▶ _Given data_:
========
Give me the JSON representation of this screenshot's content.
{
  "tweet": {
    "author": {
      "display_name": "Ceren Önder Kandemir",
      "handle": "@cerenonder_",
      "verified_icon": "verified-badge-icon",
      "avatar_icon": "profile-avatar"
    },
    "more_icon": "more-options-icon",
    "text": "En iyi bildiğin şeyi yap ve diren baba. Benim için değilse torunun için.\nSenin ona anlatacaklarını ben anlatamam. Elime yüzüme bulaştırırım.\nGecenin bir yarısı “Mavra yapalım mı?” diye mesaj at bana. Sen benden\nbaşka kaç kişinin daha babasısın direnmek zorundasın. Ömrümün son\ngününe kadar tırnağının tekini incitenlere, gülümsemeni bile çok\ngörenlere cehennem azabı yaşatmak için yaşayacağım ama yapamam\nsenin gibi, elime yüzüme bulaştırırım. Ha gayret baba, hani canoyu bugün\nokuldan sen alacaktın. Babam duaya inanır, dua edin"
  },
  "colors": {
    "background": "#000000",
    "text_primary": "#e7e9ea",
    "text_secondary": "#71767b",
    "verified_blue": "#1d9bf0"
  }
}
========
▶ _Exercise_: The whole listing above needs to be written out again exactly.

▶ _Solution to this task_:
Give me the JSON representation of this screenshot's content.
{
  "tweet": {
    "author": {
      "display_name": "Ceren Önder Kandemir",
      "handle": "@cerenonder_",
      "verified_icon": "verified-badge-icon",
      "avatar_icon": "profile-avatar"
    },
    "more_icon": "more-options-icon",
    "text": "En iyi bildiğin şeyi yap ve diren baba. Benim için değilse torunun için.\nSenin ona anlatacaklarını ben anlatamam. Elime yüzüme bulaştırırım.\nGecenin bir yarısı “Mavra yapalım mı?” diye mesaj at bana. Sen benden\nbaşka kaç kişinin daha babasısın direnmek zorundasın. Ömrümün son\ngününe kadar tırnağının tekini incitenlere, gülümsemeni bile çok\ngörenlere cehennem azabı yaşatmak için yaşayacağım ama yapamam\nsenin gibi, elime yüzüme bulaştırırım. Ha gayret baba, hani canoyu bugün\nokuldan sen alacaktın. Babam duaya inanır, dua edin"
  },
  "colors": {
    "background": "#000000",
    "text_primary": "#e7e9ea",
    "text_secondary": "#71767b",
    "verified_blue": "#1d9bf0"
  }
}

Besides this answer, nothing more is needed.